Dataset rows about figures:
┄┄┄┄┄┄

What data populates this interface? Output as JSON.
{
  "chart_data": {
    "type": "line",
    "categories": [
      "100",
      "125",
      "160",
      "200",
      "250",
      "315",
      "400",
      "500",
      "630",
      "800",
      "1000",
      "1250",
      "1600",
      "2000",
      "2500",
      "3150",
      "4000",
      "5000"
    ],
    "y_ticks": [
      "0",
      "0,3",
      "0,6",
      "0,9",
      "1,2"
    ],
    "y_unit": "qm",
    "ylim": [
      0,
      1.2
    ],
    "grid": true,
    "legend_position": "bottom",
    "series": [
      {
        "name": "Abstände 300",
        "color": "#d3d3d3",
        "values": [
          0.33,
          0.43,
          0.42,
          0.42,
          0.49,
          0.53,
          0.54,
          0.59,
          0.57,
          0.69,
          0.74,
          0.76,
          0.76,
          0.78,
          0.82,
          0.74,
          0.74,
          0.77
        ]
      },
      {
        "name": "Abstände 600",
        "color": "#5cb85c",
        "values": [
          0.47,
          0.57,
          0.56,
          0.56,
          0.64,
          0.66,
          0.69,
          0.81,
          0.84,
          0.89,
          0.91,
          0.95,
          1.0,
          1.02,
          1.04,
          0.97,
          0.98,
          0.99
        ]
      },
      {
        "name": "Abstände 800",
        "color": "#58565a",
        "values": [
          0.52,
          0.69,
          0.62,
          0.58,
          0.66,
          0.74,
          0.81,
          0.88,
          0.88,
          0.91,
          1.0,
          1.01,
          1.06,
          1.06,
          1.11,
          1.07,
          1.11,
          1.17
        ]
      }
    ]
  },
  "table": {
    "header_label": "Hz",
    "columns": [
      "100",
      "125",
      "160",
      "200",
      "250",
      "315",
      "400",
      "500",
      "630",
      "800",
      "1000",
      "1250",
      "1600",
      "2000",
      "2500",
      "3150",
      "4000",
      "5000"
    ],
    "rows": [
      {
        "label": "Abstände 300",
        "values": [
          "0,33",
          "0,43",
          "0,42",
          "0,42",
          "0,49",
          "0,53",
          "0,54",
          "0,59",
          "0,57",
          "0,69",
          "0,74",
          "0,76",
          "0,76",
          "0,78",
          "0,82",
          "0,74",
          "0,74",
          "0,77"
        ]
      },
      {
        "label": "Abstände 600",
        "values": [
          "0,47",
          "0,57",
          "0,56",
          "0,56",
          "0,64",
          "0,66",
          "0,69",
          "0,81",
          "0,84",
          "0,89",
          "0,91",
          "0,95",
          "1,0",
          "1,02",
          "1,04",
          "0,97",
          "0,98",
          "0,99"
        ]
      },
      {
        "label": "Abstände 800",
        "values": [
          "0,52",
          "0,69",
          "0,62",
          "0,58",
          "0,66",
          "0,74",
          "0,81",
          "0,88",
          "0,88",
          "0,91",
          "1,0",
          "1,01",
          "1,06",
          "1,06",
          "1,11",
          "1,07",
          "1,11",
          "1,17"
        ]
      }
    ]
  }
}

┄┄┄┄┄┄

**Instructions for the task**
Go through the material above and copy each line that has the word "name".

**Solution to this exercise**
        "name": "Abstände 300",
        "name": "Abstände 600",
        "name": "Abstände 800",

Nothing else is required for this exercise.